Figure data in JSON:
++++++++++++++++++++
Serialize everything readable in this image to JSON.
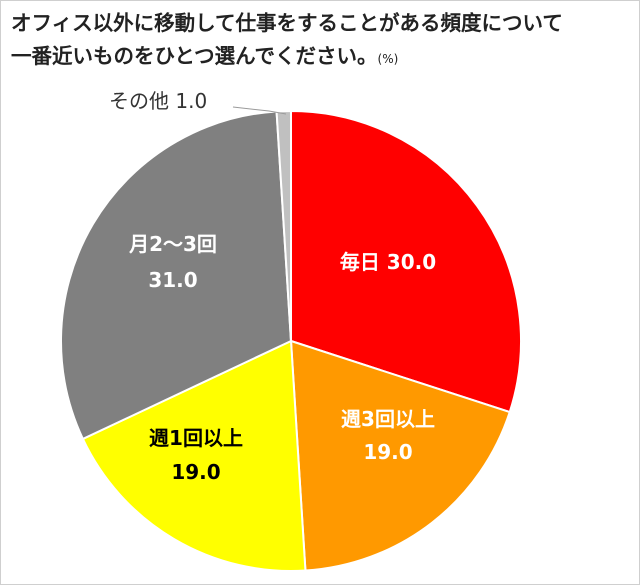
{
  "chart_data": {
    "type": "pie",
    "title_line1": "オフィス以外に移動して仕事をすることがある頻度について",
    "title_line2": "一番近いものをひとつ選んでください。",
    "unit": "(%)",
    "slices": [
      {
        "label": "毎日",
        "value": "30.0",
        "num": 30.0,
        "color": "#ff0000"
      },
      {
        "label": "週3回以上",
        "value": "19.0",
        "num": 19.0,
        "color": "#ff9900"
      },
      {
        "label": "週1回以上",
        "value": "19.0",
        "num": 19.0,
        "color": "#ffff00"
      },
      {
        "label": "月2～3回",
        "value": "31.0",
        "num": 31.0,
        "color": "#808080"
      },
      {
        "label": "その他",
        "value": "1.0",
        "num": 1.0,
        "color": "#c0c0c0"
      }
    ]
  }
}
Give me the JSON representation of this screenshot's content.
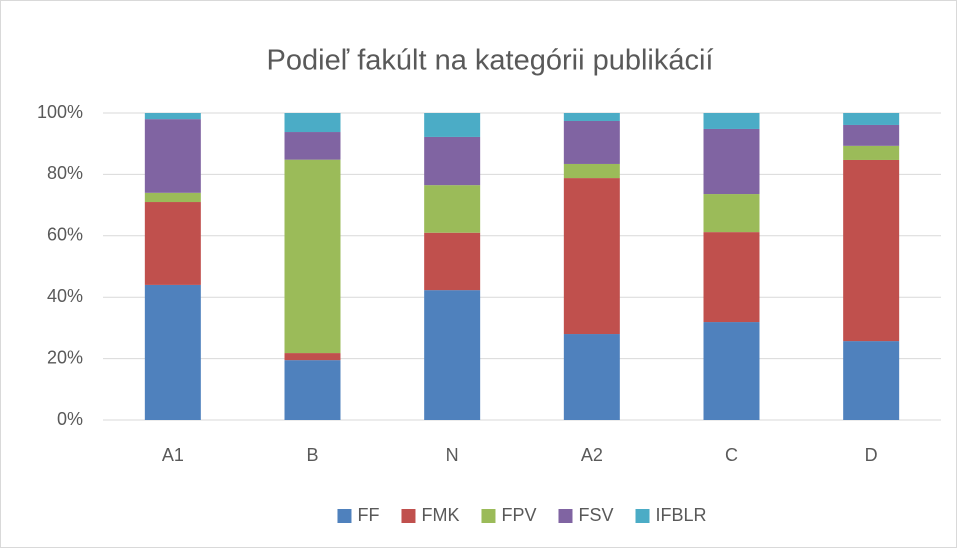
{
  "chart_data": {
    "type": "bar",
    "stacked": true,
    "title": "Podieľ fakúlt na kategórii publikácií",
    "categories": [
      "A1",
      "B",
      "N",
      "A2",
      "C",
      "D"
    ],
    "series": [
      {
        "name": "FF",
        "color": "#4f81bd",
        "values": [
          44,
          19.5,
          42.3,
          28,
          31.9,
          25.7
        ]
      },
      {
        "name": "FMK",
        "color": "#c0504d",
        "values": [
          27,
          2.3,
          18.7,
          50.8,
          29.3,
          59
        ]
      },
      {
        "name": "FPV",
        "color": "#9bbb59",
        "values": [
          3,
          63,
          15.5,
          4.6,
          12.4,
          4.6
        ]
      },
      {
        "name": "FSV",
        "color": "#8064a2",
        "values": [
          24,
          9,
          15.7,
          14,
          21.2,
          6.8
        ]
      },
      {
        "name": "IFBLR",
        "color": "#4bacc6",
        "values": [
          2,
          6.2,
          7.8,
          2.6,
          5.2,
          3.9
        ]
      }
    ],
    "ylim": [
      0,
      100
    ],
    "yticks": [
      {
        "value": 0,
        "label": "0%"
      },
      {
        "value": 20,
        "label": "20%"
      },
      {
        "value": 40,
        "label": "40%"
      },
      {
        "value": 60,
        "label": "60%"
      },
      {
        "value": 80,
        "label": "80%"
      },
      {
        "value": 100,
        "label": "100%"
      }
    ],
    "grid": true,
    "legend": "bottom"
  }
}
++++++++++++++++++++
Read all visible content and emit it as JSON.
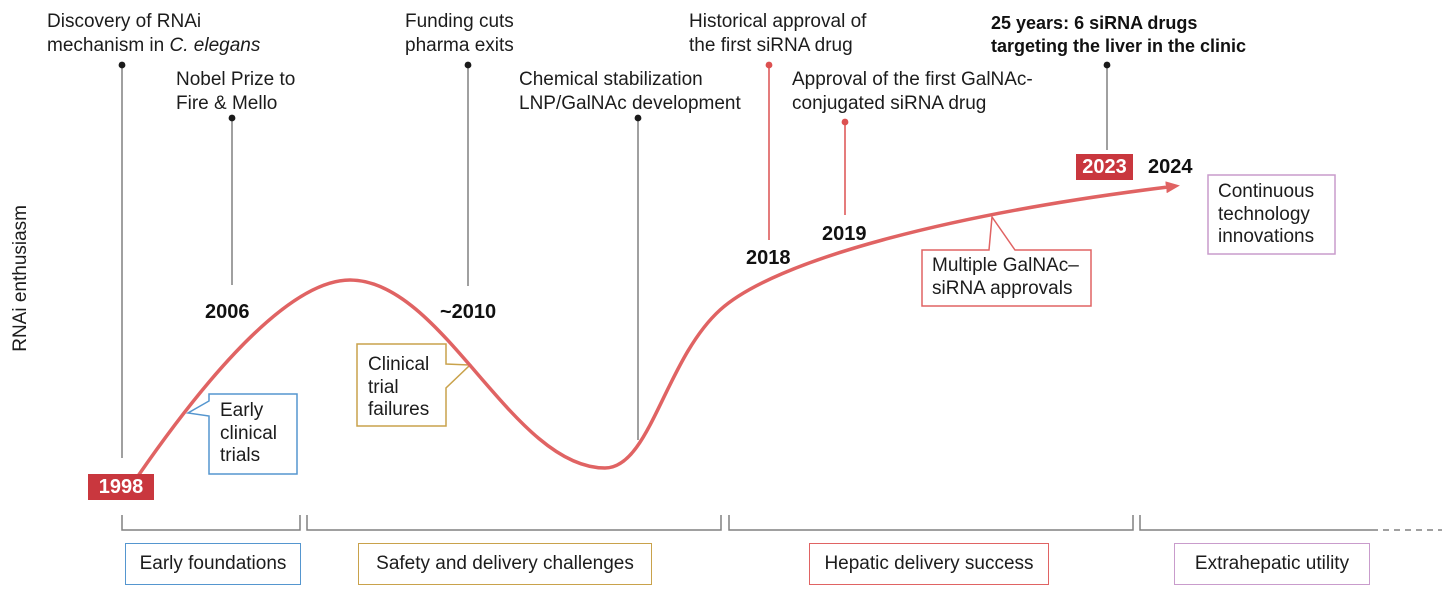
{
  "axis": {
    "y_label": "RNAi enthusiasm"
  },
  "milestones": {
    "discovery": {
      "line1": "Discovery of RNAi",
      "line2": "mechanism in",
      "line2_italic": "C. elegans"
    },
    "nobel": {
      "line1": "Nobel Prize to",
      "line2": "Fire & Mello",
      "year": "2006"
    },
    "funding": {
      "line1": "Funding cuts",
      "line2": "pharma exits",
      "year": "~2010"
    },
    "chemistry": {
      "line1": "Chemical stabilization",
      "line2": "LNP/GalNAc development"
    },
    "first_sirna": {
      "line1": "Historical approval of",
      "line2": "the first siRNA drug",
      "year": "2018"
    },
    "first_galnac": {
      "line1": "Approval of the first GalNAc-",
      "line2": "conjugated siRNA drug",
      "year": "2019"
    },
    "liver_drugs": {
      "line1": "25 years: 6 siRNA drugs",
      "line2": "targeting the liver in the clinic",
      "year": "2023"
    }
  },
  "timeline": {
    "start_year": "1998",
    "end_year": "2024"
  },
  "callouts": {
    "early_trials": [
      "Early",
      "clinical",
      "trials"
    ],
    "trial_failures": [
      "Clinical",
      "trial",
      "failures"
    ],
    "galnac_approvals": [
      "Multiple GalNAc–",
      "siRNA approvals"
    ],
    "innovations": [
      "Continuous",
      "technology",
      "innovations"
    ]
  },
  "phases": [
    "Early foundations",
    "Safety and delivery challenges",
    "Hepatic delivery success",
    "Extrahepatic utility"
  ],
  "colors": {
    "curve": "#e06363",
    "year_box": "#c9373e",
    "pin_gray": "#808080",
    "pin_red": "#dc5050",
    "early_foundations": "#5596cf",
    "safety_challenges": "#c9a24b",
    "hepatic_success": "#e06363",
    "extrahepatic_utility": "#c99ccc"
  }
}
++++++++++++++++++++
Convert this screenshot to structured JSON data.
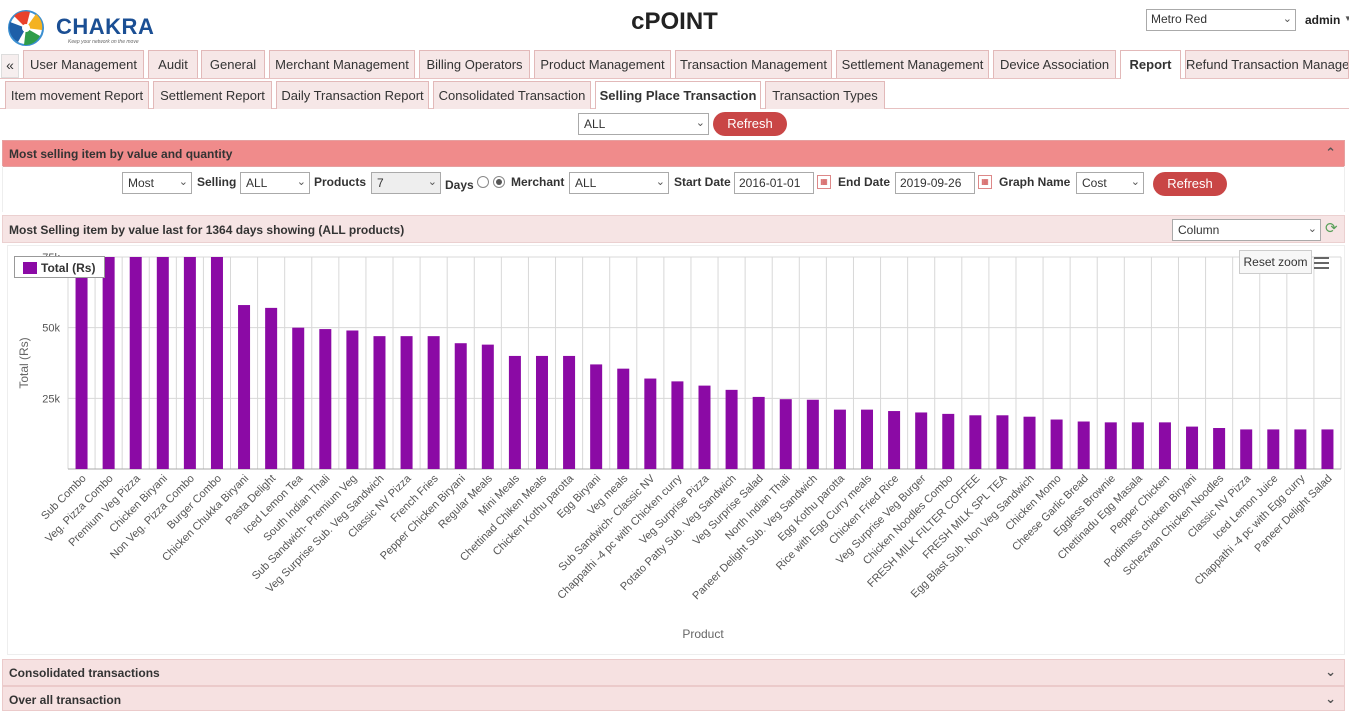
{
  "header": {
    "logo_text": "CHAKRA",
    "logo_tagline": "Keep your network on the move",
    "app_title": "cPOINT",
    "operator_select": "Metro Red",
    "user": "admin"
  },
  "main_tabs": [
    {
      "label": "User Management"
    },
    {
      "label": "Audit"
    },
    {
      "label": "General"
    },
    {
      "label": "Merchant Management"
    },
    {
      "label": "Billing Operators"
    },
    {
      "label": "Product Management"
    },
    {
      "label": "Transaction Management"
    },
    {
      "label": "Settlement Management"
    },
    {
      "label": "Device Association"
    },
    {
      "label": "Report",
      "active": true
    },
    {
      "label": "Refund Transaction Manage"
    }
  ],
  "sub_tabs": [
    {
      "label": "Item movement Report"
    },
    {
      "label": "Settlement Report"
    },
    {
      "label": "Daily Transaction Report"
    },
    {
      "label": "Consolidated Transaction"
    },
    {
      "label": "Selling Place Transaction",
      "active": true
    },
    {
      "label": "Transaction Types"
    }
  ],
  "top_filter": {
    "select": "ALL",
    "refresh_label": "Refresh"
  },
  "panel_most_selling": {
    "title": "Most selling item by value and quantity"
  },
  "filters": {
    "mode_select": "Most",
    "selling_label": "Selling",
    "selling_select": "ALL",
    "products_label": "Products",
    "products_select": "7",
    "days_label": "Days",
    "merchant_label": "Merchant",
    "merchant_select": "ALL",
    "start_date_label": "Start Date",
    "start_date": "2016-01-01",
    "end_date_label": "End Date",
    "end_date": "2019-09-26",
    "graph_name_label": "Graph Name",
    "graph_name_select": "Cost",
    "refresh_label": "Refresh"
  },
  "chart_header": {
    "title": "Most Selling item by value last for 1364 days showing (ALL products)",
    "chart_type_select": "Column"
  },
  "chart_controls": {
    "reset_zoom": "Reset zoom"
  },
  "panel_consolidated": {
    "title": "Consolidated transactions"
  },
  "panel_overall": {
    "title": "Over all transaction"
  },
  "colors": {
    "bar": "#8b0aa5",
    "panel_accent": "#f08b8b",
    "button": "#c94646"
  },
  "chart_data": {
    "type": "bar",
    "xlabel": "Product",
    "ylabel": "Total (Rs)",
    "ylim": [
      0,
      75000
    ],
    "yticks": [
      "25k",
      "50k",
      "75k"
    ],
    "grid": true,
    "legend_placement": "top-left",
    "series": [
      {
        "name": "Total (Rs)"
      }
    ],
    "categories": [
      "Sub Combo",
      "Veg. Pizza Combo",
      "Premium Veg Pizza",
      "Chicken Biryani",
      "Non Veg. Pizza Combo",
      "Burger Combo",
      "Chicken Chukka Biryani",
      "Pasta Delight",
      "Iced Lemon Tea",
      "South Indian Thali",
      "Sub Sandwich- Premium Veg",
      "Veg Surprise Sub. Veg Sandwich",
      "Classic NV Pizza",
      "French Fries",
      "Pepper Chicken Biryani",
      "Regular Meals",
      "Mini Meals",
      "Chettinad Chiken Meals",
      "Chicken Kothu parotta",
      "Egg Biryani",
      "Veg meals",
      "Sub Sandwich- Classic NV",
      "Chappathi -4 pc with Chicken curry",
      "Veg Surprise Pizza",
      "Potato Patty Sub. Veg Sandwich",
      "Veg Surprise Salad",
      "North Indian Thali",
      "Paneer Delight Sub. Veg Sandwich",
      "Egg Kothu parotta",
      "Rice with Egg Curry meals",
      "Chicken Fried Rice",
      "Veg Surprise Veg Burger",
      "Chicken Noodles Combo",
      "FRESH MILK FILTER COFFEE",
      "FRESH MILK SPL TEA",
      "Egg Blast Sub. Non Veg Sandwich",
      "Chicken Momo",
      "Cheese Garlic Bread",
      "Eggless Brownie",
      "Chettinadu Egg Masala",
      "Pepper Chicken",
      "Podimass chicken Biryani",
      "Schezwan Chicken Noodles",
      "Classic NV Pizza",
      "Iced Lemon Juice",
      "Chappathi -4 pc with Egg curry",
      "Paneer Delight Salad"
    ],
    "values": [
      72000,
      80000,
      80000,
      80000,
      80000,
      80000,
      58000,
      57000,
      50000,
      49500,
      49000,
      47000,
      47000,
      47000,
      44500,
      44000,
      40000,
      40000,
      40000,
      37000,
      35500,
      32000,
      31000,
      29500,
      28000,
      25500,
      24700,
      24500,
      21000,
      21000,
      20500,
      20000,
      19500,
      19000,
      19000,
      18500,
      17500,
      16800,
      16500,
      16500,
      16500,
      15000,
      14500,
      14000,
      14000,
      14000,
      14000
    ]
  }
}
++++++++++++++++++++
§ YOUR GOAL:
Keep only the lines that hold the string "Combo", and copy them out.

§ RESPONSE BELOW:
      "Sub Combo",
      "Veg. Pizza Combo",
      "Non Veg. Pizza Combo",
      "Burger Combo",
      "Chicken Noodles Combo",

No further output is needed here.